EXERCISE DETAILS: Rewrite every line of the material with "VISTA GENERAL" swapped for "VISTA FRONTAL" and nothing else changed. Leave the pictures out.

[Saved entries]
▽

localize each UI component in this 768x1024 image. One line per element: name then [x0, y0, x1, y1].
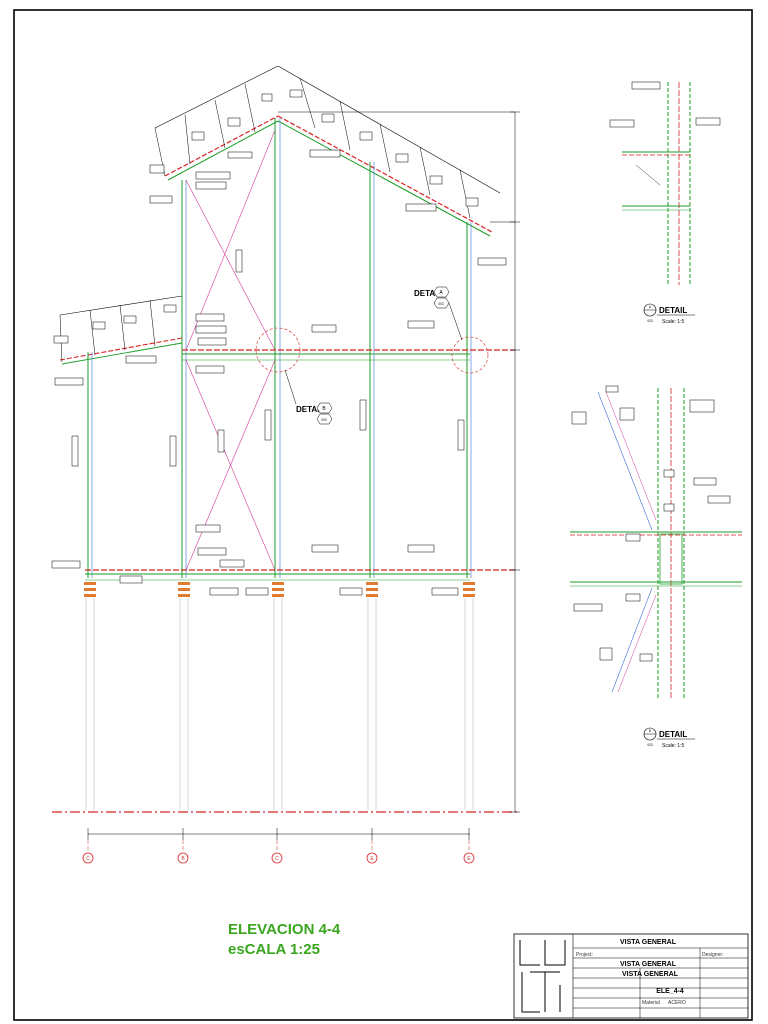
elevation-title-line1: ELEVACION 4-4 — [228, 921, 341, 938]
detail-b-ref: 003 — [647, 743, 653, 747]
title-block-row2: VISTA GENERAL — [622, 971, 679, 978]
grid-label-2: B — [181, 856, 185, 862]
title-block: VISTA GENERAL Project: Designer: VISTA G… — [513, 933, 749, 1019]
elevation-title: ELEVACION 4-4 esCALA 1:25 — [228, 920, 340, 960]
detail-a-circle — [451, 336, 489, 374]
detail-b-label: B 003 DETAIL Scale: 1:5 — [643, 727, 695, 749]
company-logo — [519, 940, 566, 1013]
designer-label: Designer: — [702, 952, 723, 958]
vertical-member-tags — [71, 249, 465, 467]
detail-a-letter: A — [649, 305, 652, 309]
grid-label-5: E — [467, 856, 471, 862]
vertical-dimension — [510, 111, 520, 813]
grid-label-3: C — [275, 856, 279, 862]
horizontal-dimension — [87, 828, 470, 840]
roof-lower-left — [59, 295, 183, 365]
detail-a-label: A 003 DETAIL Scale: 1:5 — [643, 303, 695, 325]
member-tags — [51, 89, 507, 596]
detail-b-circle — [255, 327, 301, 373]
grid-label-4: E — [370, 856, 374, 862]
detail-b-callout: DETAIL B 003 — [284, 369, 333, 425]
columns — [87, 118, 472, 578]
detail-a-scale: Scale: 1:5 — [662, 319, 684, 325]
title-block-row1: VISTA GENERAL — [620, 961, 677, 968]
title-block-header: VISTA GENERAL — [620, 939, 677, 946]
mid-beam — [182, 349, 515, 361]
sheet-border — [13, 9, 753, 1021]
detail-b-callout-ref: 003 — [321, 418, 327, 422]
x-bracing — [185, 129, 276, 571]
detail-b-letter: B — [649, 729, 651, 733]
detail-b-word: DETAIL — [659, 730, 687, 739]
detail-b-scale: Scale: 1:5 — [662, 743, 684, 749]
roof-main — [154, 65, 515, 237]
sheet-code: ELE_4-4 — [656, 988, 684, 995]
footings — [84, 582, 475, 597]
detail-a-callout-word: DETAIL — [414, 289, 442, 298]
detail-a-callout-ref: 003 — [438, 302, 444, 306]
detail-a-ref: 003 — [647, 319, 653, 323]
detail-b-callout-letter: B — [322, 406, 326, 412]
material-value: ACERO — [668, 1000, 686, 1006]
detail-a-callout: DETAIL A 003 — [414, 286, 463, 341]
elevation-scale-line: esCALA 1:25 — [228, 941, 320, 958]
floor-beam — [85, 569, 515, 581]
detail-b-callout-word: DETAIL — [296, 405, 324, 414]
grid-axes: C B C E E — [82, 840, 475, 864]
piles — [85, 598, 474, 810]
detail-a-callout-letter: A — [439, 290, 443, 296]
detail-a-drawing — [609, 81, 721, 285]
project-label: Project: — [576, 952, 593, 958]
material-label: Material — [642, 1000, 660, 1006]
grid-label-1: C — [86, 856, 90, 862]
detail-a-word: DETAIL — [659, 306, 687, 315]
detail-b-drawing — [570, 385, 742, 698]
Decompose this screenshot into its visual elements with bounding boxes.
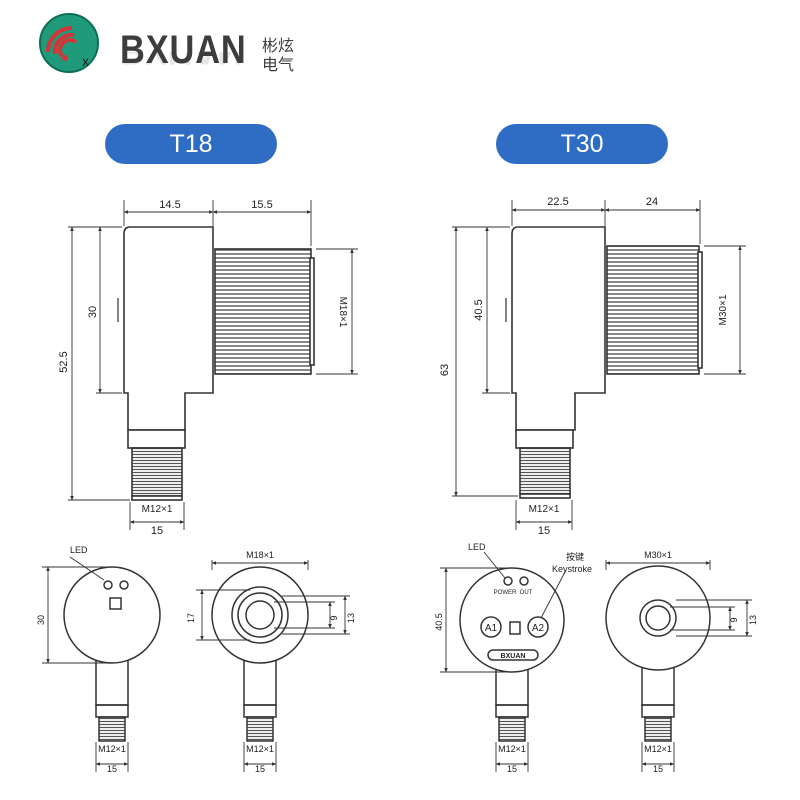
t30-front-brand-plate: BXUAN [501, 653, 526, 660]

△

SOLUTION FOR THIS EXERCISE:
localize each UI component in this 768x1024 image. One line per element: name then [x0, y0, x1, y1].
elevation-title-line1: ELEVACION 4-4 — [228, 921, 341, 938]
detail-b-ref: 003 — [647, 743, 653, 747]
title-block-row2: VISTA FRONTAL — [622, 971, 679, 978]
grid-label-2: B — [181, 856, 185, 862]
title-block: VISTA FRONTAL Project: Designer: VISTA G… — [513, 933, 749, 1019]
elevation-title: ELEVACION 4-4 esCALA 1:25 — [228, 920, 340, 960]
detail-a-circle — [451, 336, 489, 374]
detail-b-label: B 003 DETAIL Scale: 1:5 — [643, 727, 695, 749]
company-logo — [519, 940, 566, 1013]
designer-label: Designer: — [702, 952, 723, 958]
vertical-member-tags — [71, 249, 465, 467]
detail-a-letter: A — [649, 305, 652, 309]
grid-label-5: E — [467, 856, 471, 862]
vertical-dimension — [510, 111, 520, 813]
grid-label-3: C — [275, 856, 279, 862]
horizontal-dimension — [87, 828, 470, 840]
roof-lower-left — [59, 295, 183, 365]
detail-a-label: A 003 DETAIL Scale: 1:5 — [643, 303, 695, 325]
member-tags — [51, 89, 507, 596]
detail-b-circle — [255, 327, 301, 373]
grid-label-4: E — [370, 856, 374, 862]
detail-b-callout: DETAIL B 003 — [284, 369, 333, 425]
columns — [87, 118, 472, 578]
detail-a-scale: Scale: 1:5 — [662, 319, 684, 325]
title-block-row1: VISTA FRONTAL — [620, 961, 677, 968]
title-block-header: VISTA FRONTAL — [620, 939, 677, 946]
mid-beam — [182, 349, 515, 361]
sheet-border — [13, 9, 753, 1021]
detail-b-callout-ref: 003 — [321, 418, 327, 422]
x-bracing — [185, 129, 276, 571]
detail-b-letter: B — [649, 729, 651, 733]
detail-b-word: DETAIL — [659, 730, 687, 739]
detail-b-scale: Scale: 1:5 — [662, 743, 684, 749]
roof-main — [154, 65, 515, 237]
sheet-code: ELE_4-4 — [656, 988, 684, 995]
footings — [84, 582, 475, 597]
detail-a-callout-word: DETAIL — [414, 289, 442, 298]
detail-a-callout-ref: 003 — [438, 302, 444, 306]
detail-a-ref: 003 — [647, 319, 653, 323]
detail-b-callout-letter: B — [322, 406, 326, 412]
material-value: ACERO — [668, 1000, 686, 1006]
detail-a-callout: DETAIL A 003 — [414, 286, 463, 341]
elevation-scale-line: esCALA 1:25 — [228, 941, 320, 958]
floor-beam — [85, 569, 515, 581]
detail-b-callout-word: DETAIL — [296, 405, 324, 414]
grid-axes: C B C E E — [82, 840, 475, 864]
piles — [85, 598, 474, 810]
detail-a-callout-letter: A — [439, 290, 443, 296]
detail-a-drawing — [609, 81, 721, 285]
project-label: Project: — [576, 952, 593, 958]
material-label: Material — [642, 1000, 660, 1006]
grid-label-1: C — [86, 856, 90, 862]
detail-a-word: DETAIL — [659, 306, 687, 315]
detail-b-drawing — [570, 385, 742, 698]
Decompose this screenshot into its visual elements with bounding boxes.
t30-front-brand-plate: BXUAN [501, 653, 526, 660]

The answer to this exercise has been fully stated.